Short task
Copy out the records in full, word for word, without pictures.

Entries with figure data
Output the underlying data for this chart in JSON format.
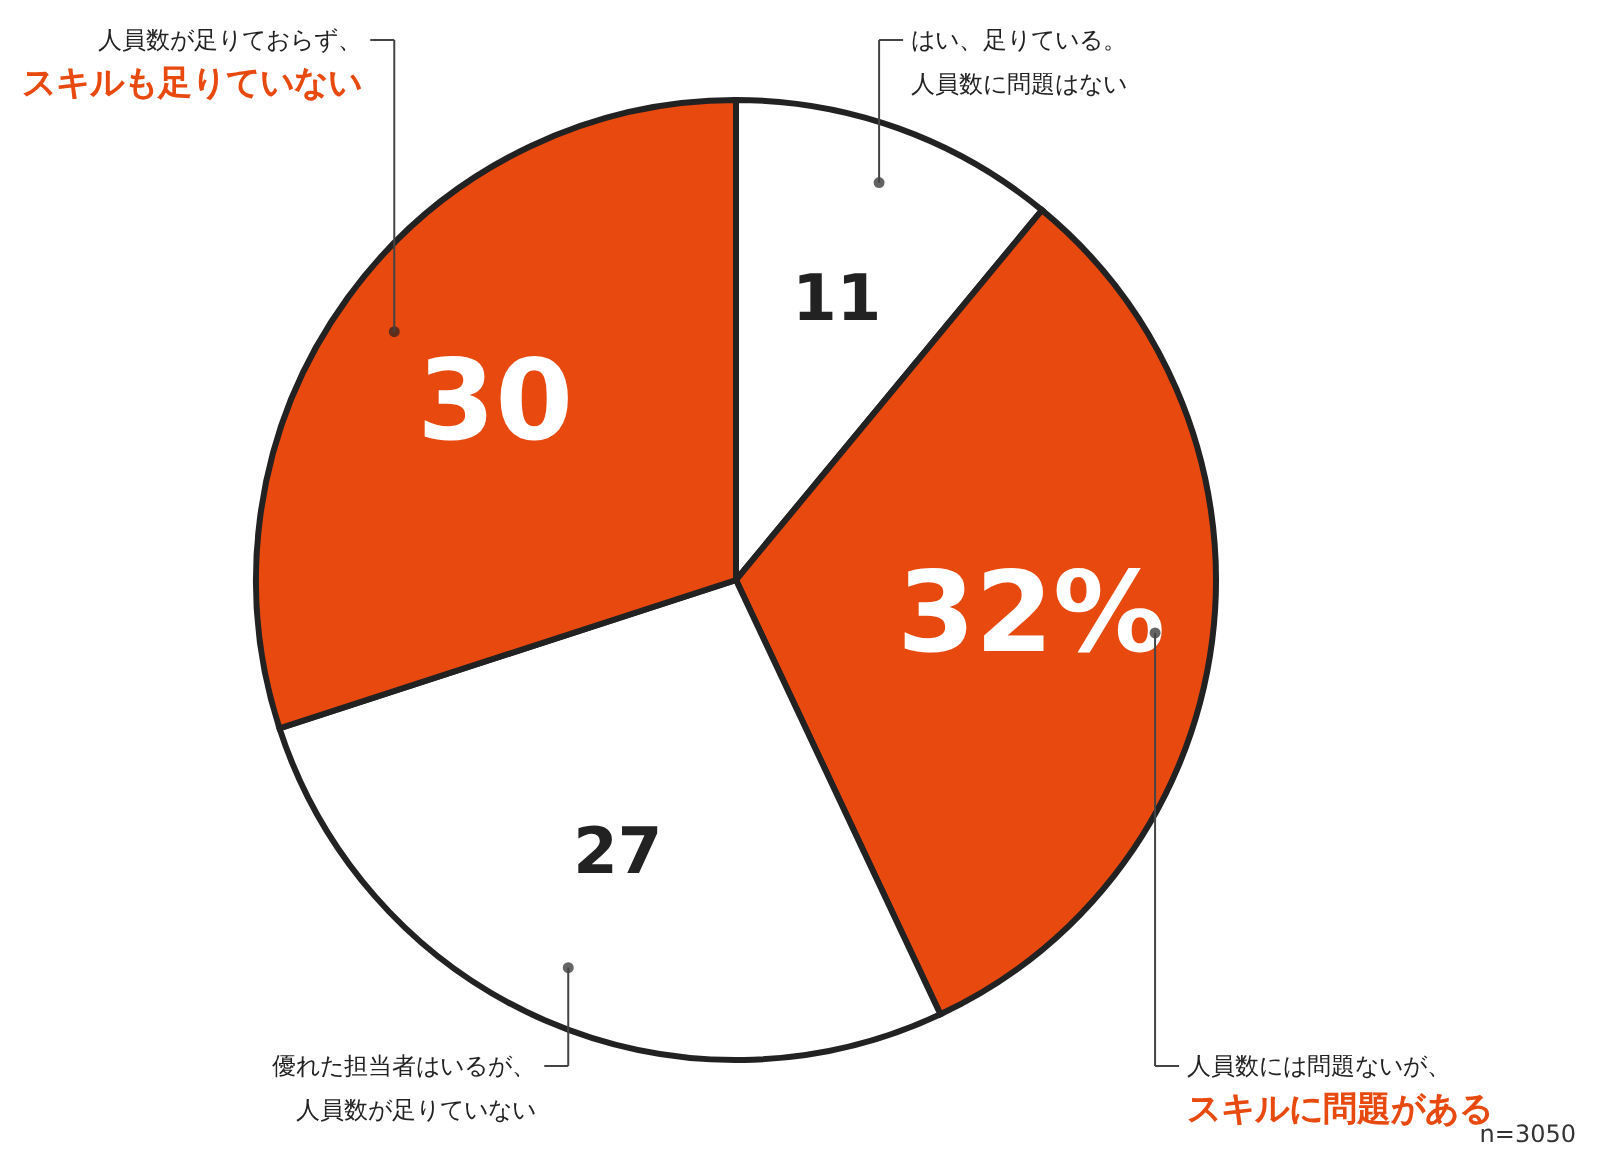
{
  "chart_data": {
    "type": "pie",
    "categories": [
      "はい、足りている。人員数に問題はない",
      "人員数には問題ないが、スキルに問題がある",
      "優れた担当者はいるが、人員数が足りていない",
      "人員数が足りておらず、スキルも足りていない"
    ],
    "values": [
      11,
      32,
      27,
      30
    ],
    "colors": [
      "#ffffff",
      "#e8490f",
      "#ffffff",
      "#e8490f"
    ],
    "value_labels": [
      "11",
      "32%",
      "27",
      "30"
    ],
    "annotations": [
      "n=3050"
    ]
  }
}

Result for this exercise
Output the underlying data for this chart in JSON format.
{
  "chart_data": {
    "type": "pie",
    "categories": [
      "はい、足りている。人員数に問題はない",
      "人員数には問題ないが、スキルに問題がある",
      "優れた担当者はいるが、人員数が足りていない",
      "人員数が足りておらず、スキルも足りていない"
    ],
    "values": [
      11,
      32,
      27,
      30
    ],
    "colors": [
      "#ffffff",
      "#e8490f",
      "#ffffff",
      "#e8490f"
    ],
    "value_labels": [
      "11",
      "32%",
      "27",
      "30"
    ],
    "annotations": [
      "n=3050"
    ]
  }
}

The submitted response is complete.